Task requirements:
Rewrite the material below as a numbered list, one line per item, and leave out any blank lines.

Information shown:
▼
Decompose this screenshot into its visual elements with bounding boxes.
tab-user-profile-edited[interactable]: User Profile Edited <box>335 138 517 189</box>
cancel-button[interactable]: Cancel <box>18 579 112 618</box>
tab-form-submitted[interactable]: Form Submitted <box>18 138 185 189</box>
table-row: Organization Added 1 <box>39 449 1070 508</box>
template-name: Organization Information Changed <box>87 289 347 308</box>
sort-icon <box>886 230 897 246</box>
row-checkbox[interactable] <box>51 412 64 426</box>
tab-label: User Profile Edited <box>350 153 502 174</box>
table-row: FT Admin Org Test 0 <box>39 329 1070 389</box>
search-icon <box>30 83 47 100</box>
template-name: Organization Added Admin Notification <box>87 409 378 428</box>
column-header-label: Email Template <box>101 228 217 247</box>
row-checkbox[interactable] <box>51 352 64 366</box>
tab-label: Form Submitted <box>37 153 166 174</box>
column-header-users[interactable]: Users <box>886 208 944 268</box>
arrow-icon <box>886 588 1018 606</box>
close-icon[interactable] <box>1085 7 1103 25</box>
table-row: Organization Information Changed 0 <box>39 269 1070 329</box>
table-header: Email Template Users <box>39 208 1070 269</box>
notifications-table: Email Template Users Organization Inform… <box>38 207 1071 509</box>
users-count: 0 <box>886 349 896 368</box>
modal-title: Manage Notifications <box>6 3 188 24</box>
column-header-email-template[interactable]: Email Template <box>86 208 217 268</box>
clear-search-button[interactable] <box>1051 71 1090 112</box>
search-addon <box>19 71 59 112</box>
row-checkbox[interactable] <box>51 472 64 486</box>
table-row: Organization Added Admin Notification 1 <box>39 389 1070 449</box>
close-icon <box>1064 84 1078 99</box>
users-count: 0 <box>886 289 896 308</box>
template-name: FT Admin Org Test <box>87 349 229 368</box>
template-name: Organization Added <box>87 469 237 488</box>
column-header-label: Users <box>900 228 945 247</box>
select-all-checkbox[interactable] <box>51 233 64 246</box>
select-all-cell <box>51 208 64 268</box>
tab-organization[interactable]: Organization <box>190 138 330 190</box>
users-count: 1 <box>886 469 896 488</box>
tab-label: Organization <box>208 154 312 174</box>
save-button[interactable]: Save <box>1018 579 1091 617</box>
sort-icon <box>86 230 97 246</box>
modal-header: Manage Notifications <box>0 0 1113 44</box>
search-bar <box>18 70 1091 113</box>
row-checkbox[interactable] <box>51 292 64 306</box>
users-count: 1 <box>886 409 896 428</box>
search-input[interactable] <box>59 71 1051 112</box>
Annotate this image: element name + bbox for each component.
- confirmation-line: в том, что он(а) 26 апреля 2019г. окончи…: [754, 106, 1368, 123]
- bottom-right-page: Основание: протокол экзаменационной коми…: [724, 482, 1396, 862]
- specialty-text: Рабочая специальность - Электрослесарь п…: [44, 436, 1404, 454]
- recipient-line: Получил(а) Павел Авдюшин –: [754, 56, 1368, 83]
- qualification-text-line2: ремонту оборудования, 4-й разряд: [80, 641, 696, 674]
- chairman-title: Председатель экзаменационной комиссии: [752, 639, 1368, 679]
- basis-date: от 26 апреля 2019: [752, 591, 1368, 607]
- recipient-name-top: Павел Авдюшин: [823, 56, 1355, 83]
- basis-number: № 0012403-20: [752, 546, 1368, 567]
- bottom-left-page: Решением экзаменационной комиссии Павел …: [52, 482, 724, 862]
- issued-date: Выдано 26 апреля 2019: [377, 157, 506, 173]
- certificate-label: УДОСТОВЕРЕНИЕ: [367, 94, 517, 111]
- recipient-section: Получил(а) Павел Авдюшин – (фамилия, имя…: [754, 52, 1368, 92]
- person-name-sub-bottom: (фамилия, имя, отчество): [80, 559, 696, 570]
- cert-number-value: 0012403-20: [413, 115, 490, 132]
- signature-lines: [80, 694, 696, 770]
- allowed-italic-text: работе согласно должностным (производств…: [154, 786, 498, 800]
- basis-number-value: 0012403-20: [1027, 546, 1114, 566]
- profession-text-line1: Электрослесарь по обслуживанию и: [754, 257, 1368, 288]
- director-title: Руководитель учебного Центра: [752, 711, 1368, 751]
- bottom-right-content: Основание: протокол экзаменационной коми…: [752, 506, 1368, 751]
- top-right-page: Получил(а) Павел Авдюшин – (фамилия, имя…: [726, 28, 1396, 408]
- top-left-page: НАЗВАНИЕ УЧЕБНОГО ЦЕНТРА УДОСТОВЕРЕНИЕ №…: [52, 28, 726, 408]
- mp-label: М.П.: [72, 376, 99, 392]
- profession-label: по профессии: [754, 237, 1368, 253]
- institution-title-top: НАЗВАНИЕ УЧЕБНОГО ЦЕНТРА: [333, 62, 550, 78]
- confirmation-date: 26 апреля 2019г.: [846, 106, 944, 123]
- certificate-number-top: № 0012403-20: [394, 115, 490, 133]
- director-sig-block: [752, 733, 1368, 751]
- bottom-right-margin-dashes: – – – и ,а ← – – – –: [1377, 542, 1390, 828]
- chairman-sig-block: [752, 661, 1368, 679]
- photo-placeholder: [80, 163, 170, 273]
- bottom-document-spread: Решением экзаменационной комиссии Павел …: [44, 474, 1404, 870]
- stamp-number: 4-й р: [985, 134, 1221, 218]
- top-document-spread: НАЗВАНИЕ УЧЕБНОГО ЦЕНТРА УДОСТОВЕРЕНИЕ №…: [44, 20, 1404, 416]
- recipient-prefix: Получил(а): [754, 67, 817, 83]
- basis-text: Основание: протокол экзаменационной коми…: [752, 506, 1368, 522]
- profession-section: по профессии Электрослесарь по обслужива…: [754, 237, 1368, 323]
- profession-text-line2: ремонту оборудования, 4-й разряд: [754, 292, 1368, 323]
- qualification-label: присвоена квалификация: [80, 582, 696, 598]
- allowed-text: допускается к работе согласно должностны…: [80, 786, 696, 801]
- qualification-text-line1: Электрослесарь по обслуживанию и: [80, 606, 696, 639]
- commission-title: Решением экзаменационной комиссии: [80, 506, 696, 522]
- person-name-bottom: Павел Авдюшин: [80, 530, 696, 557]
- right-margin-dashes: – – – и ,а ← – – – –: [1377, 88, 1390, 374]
▲
Answer for the task:
1. Decompose this screenshot into its visual elements with bounding boxes.
2. tab-user-profile-edited[interactable]: User Profile Edited <box>335 138 517 189</box>
3. cancel-button[interactable]: Cancel <box>18 579 112 618</box>
4. tab-form-submitted[interactable]: Form Submitted <box>18 138 185 189</box>
5. table-row: Organization Added 1 <box>39 449 1070 508</box>
6. template-name: Organization Information Changed <box>87 289 347 308</box>
7. sort-icon <box>886 230 897 246</box>
8. row-checkbox[interactable] <box>51 412 64 426</box>
9. tab-label: User Profile Edited <box>350 153 502 174</box>
10. table-row: FT Admin Org Test 0 <box>39 329 1070 389</box>
11. search-icon <box>30 83 47 100</box>
12. template-name: Organization Added Admin Notification <box>87 409 378 428</box>
13. column-header-label: Email Template <box>101 228 217 247</box>
14. row-checkbox[interactable] <box>51 352 64 366</box>
15. tab-label: Form Submitted <box>37 153 166 174</box>
16. column-header-users[interactable]: Users <box>886 208 944 268</box>
17. arrow-icon <box>886 588 1018 606</box>
18. close-icon[interactable] <box>1085 7 1103 25</box>
19. table-row: Organization Information Changed 0 <box>39 269 1070 329</box>
20. table-header: Email Template Users <box>39 208 1070 269</box>
21. notifications-table: Email Template Users Organization Inform… <box>38 207 1071 509</box>
22. users-count: 0 <box>886 349 896 368</box>
23. modal-title: Manage Notifications <box>6 3 188 24</box>
24. column-header-email-template[interactable]: Email Template <box>86 208 217 268</box>
25. clear-search-button[interactable] <box>1051 71 1090 112</box>
26. search-addon <box>19 71 59 112</box>
27. row-checkbox[interactable] <box>51 472 64 486</box>
28. table-row: Organization Added Admin Notification 1 <box>39 389 1070 449</box>
29. close-icon <box>1064 84 1078 99</box>
30. users-count: 0 <box>886 289 896 308</box>
31. template-name: FT Admin Org Test <box>87 349 229 368</box>
32. template-name: Organization Added <box>87 469 237 488</box>
33. column-header-label: Users <box>900 228 945 247</box>
34. select-all-checkbox[interactable] <box>51 233 64 246</box>
35. select-all-cell <box>51 208 64 268</box>
36. tab-organization[interactable]: Organization <box>190 138 330 190</box>
37. users-count: 1 <box>886 469 896 488</box>
38. tab-label: Organization <box>208 154 312 174</box>
39. save-button[interactable]: Save <box>1018 579 1091 617</box>
40. sort-icon <box>86 230 97 246</box>
41. modal-header: Manage Notifications <box>0 0 1113 44</box>
42. search-bar <box>18 70 1091 113</box>
43. row-checkbox[interactable] <box>51 292 64 306</box>
44. users-count: 1 <box>886 409 896 428</box>
45. search-input[interactable] <box>59 71 1051 112</box>
46. Annotate this image: element name + bbox for each component.
47. - confirmation-line: в том, что он(а) 26 апреля 2019г. окончи…: [754, 106, 1368, 123]
48. - bottom-right-page: Основание: протокол экзаменационной коми…: [724, 482, 1396, 862]
49. - specialty-text: Рабочая специальность - Электрослесарь п…: [44, 436, 1404, 454]
50. - recipient-line: Получил(а) Павел Авдюшин –: [754, 56, 1368, 83]
51. - qualification-text-line2: ремонту оборудования, 4-й разряд: [80, 641, 696, 674]
52. - chairman-title: Председатель экзаменационной комиссии: [752, 639, 1368, 679]
53. - basis-date: от 26 апреля 2019: [752, 591, 1368, 607]
54. - recipient-name-top: Павел Авдюшин: [823, 56, 1355, 83]
55. - basis-number: № 0012403-20: [752, 546, 1368, 567]
56. - bottom-left-page: Решением экзаменационной комиссии Павел …: [52, 482, 724, 862]
57. - issued-date: Выдано 26 апреля 2019: [377, 157, 506, 173]
58. - certificate-label: УДОСТОВЕРЕНИЕ: [367, 94, 517, 111]
59. - recipient-section: Получил(а) Павел Авдюшин – (фамилия, имя…: [754, 52, 1368, 92]
60. - person-name-sub-bottom: (фамилия, имя, отчество): [80, 559, 696, 570]
61. - cert-number-value: 0012403-20: [413, 115, 490, 132]
62. - signature-lines: [80, 694, 696, 770]
63. - allowed-italic-text: работе согласно должностным (производств…: [154, 786, 498, 800]
64. - basis-number-value: 0012403-20: [1027, 546, 1114, 566]
65. - profession-text-line1: Электрослесарь по обслуживанию и: [754, 257, 1368, 288]
66. - director-title: Руководитель учебного Центра: [752, 711, 1368, 751]
67. - bottom-right-content: Основание: протокол экзаменационной коми…: [752, 506, 1368, 751]
68. - top-right-page: Получил(а) Павел Авдюшин – (фамилия, имя…: [726, 28, 1396, 408]
69. - top-left-page: НАЗВАНИЕ УЧЕБНОГО ЦЕНТРА УДОСТОВЕРЕНИЕ №…: [52, 28, 726, 408]
70. - mp-label: М.П.: [72, 376, 99, 392]
71. - profession-label: по профессии: [754, 237, 1368, 253]
72. - institution-title-top: НАЗВАНИЕ УЧЕБНОГО ЦЕНТРА: [333, 62, 550, 78]
73. - confirmation-date: 26 апреля 2019г.: [846, 106, 944, 123]
74. - certificate-number-top: № 0012403-20: [394, 115, 490, 133]
75. - director-sig-block: [752, 733, 1368, 751]
76. - bottom-right-margin-dashes: – – – и ,а ← – – – –: [1377, 542, 1390, 828]
77. - chairman-sig-block: [752, 661, 1368, 679]
78. - photo-placeholder: [80, 163, 170, 273]
79. - bottom-document-spread: Решением экзаменационной комиссии Павел …: [44, 474, 1404, 870]
80. - stamp-number: 4-й р: [985, 134, 1221, 218]
81. - top-document-spread: НАЗВАНИЕ УЧЕБНОГО ЦЕНТРА УДОСТОВЕРЕНИЕ №…: [44, 20, 1404, 416]
82. - recipient-prefix: Получил(а): [754, 67, 817, 83]
83. - basis-text: Основание: протокол экзаменационной коми…: [752, 506, 1368, 522]
84. - profession-section: по профессии Электрослесарь по обслужива…: [754, 237, 1368, 323]
85. - profession-text-line2: ремонту оборудования, 4-й разряд: [754, 292, 1368, 323]
86. - qualification-label: присвоена квалификация: [80, 582, 696, 598]
87. - allowed-text: допускается к работе согласно должностны…: [80, 786, 696, 801]
88. - qualification-text-line1: Электрослесарь по обслуживанию и: [80, 606, 696, 639]
89. - commission-title: Решением экзаменационной комиссии: [80, 506, 696, 522]
90. - person-name-bottom: Павел Авдюшин: [80, 530, 696, 557]
91. - right-margin-dashes: – – – и ,а ← – – – –: [1377, 88, 1390, 374]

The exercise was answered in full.